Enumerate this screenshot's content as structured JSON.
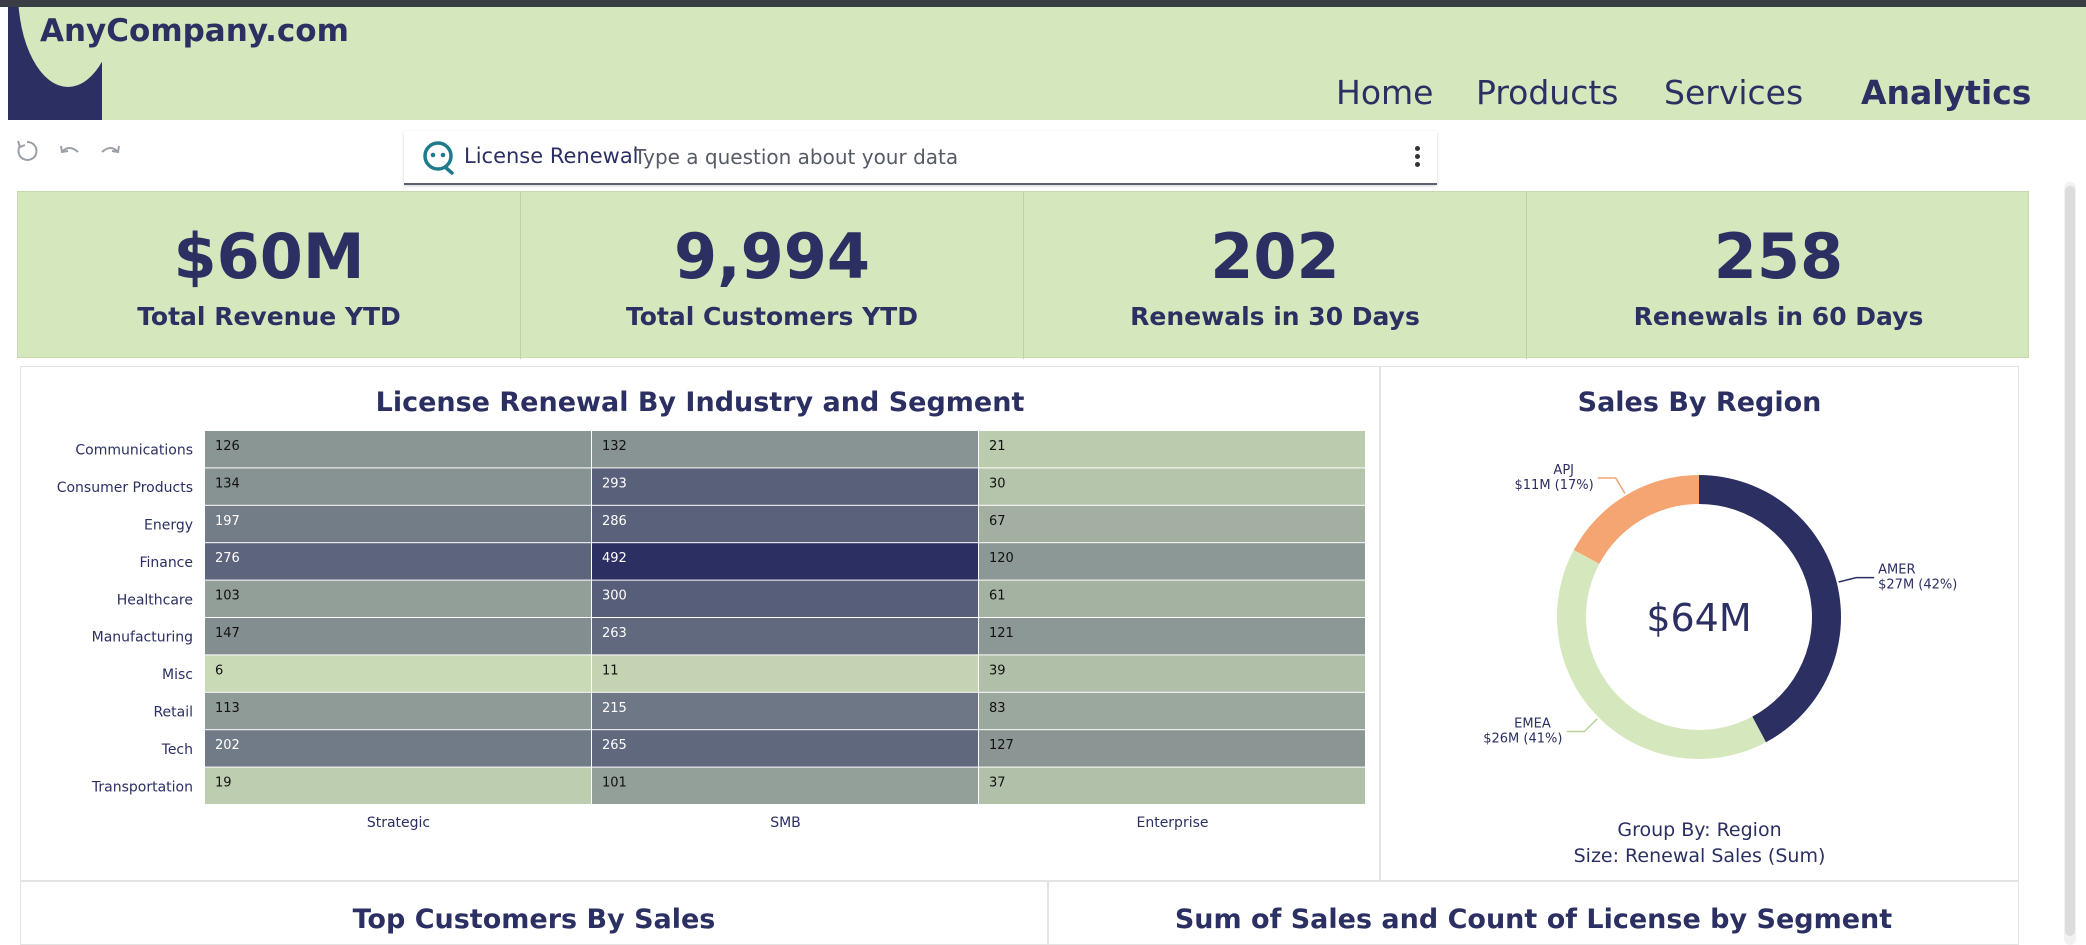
{
  "brand": {
    "logo_text": "AnyCompany.com"
  },
  "nav": {
    "items": [
      "Home",
      "Products",
      "Services",
      "Analytics"
    ],
    "active": "Analytics"
  },
  "toolbar": {
    "reset_icon": "reset-icon",
    "undo_icon": "undo-icon",
    "redo_icon": "redo-icon"
  },
  "qbar": {
    "topic": "License Renewal",
    "placeholder": "Type a question about your data"
  },
  "kpis": [
    {
      "value": "$60M",
      "label": "Total Revenue YTD"
    },
    {
      "value": "9,994",
      "label": "Total Customers YTD"
    },
    {
      "value": "202",
      "label": "Renewals in 30 Days"
    },
    {
      "value": "258",
      "label": "Renewals in 60 Days"
    }
  ],
  "heatmap": {
    "title": "License Renewal By Industry and Segment",
    "chart_data": {
      "type": "heatmap",
      "rows": [
        "Communications",
        "Consumer Products",
        "Energy",
        "Finance",
        "Healthcare",
        "Manufacturing",
        "Misc",
        "Retail",
        "Tech",
        "Transportation"
      ],
      "columns": [
        "Strategic",
        "SMB",
        "Enterprise"
      ],
      "values": [
        [
          126,
          132,
          21
        ],
        [
          134,
          293,
          30
        ],
        [
          197,
          286,
          67
        ],
        [
          276,
          492,
          120
        ],
        [
          103,
          300,
          61
        ],
        [
          147,
          263,
          121
        ],
        [
          6,
          11,
          39
        ],
        [
          113,
          215,
          83
        ],
        [
          202,
          265,
          127
        ],
        [
          19,
          101,
          37
        ]
      ],
      "color_low": "#d5e7bc",
      "color_high": "#2b2f62"
    }
  },
  "donut": {
    "title": "Sales By Region",
    "center_label": "$64M",
    "chart_data": {
      "type": "pie",
      "slices": [
        {
          "name": "AMER",
          "label": "$27M (42%)",
          "value": 27,
          "percent": 42,
          "color": "#2b2f62"
        },
        {
          "name": "EMEA",
          "label": "$26M (41%)",
          "value": 26,
          "percent": 41,
          "color": "#d5e7bc"
        },
        {
          "name": "APJ",
          "label": "$11M (17%)",
          "value": 11,
          "percent": 17,
          "color": "#f5a572"
        }
      ]
    },
    "group_by": "Group By: Region",
    "size": "Size: Renewal Sales (Sum)"
  },
  "bottom_panels": {
    "left_title": "Top Customers By Sales",
    "right_title": "Sum of Sales and Count of License by Segment"
  }
}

Exercise details:
Retype the listing exactly. Pictures do not belong in the copy.

Complete output:
Enumerate this screenshot's content as structured JSON.
{
  "brand": {
    "logo_text": "AnyCompany.com"
  },
  "nav": {
    "items": [
      "Home",
      "Products",
      "Services",
      "Analytics"
    ],
    "active": "Analytics"
  },
  "toolbar": {
    "reset_icon": "reset-icon",
    "undo_icon": "undo-icon",
    "redo_icon": "redo-icon"
  },
  "qbar": {
    "topic": "License Renewal",
    "placeholder": "Type a question about your data"
  },
  "kpis": [
    {
      "value": "$60M",
      "label": "Total Revenue YTD"
    },
    {
      "value": "9,994",
      "label": "Total Customers YTD"
    },
    {
      "value": "202",
      "label": "Renewals in 30 Days"
    },
    {
      "value": "258",
      "label": "Renewals in 60 Days"
    }
  ],
  "heatmap": {
    "title": "License Renewal By Industry and Segment",
    "chart_data": {
      "type": "heatmap",
      "rows": [
        "Communications",
        "Consumer Products",
        "Energy",
        "Finance",
        "Healthcare",
        "Manufacturing",
        "Misc",
        "Retail",
        "Tech",
        "Transportation"
      ],
      "columns": [
        "Strategic",
        "SMB",
        "Enterprise"
      ],
      "values": [
        [
          126,
          132,
          21
        ],
        [
          134,
          293,
          30
        ],
        [
          197,
          286,
          67
        ],
        [
          276,
          492,
          120
        ],
        [
          103,
          300,
          61
        ],
        [
          147,
          263,
          121
        ],
        [
          6,
          11,
          39
        ],
        [
          113,
          215,
          83
        ],
        [
          202,
          265,
          127
        ],
        [
          19,
          101,
          37
        ]
      ],
      "color_low": "#d5e7bc",
      "color_high": "#2b2f62"
    }
  },
  "donut": {
    "title": "Sales By Region",
    "center_label": "$64M",
    "chart_data": {
      "type": "pie",
      "slices": [
        {
          "name": "AMER",
          "label": "$27M (42%)",
          "value": 27,
          "percent": 42,
          "color": "#2b2f62"
        },
        {
          "name": "EMEA",
          "label": "$26M (41%)",
          "value": 26,
          "percent": 41,
          "color": "#d5e7bc"
        },
        {
          "name": "APJ",
          "label": "$11M (17%)",
          "value": 11,
          "percent": 17,
          "color": "#f5a572"
        }
      ]
    },
    "group_by": "Group By: Region",
    "size": "Size: Renewal Sales (Sum)"
  },
  "bottom_panels": {
    "left_title": "Top Customers By Sales",
    "right_title": "Sum of Sales and Count of License by Segment"
  }
}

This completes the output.